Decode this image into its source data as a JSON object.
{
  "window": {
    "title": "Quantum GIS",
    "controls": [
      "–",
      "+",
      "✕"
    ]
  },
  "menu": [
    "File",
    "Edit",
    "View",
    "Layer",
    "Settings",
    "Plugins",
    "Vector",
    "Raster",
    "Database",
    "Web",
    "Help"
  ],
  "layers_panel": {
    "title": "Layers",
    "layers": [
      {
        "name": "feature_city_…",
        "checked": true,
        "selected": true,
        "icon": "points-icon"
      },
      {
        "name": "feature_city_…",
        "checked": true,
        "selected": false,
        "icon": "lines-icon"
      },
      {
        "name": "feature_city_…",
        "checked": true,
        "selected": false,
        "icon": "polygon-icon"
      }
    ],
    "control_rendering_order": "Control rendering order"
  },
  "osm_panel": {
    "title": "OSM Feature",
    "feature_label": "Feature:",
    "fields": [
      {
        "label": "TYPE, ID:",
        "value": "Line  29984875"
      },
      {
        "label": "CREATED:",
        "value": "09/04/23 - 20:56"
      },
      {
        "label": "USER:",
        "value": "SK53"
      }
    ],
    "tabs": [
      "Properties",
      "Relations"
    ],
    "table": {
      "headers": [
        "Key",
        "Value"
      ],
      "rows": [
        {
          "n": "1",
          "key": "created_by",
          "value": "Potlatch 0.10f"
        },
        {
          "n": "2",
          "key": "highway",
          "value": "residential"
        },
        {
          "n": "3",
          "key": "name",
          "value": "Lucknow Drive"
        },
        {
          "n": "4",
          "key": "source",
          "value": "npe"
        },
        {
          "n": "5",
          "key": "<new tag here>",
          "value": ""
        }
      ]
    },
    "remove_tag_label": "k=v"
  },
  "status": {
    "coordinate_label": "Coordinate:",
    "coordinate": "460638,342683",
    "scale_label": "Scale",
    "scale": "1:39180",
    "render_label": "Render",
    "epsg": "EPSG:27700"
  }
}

--

* **EXERCISE**: Return the listing above in its exact form.

* **THE RESPONSE**:
Decode this image into its source data as a JSON object.
{
  "window": {
    "title": "Quantum GIS",
    "controls": [
      "–",
      "+",
      "✕"
    ]
  },
  "menu": [
    "File",
    "Edit",
    "View",
    "Layer",
    "Settings",
    "Plugins",
    "Vector",
    "Raster",
    "Database",
    "Web",
    "Help"
  ],
  "layers_panel": {
    "title": "Layers",
    "layers": [
      {
        "name": "feature_city_…",
        "checked": true,
        "selected": true,
        "icon": "points-icon"
      },
      {
        "name": "feature_city_…",
        "checked": true,
        "selected": false,
        "icon": "lines-icon"
      },
      {
        "name": "feature_city_…",
        "checked": true,
        "selected": false,
        "icon": "polygon-icon"
      }
    ],
    "control_rendering_order": "Control rendering order"
  },
  "osm_panel": {
    "title": "OSM Feature",
    "feature_label": "Feature:",
    "fields": [
      {
        "label": "TYPE, ID:",
        "value": "Line  29984875"
      },
      {
        "label": "CREATED:",
        "value": "09/04/23 - 20:56"
      },
      {
        "label": "USER:",
        "value": "SK53"
      }
    ],
    "tabs": [
      "Properties",
      "Relations"
    ],
    "table": {
      "headers": [
        "Key",
        "Value"
      ],
      "rows": [
        {
          "n": "1",
          "key": "created_by",
          "value": "Potlatch 0.10f"
        },
        {
          "n": "2",
          "key": "highway",
          "value": "residential"
        },
        {
          "n": "3",
          "key": "name",
          "value": "Lucknow Drive"
        },
        {
          "n": "4",
          "key": "source",
          "value": "npe"
        },
        {
          "n": "5",
          "key": "<new tag here>",
          "value": ""
        }
      ]
    },
    "remove_tag_label": "k=v"
  },
  "status": {
    "coordinate_label": "Coordinate:",
    "coordinate": "460638,342683",
    "scale_label": "Scale",
    "scale": "1:39180",
    "render_label": "Render",
    "epsg": "EPSG:27700"
  }
}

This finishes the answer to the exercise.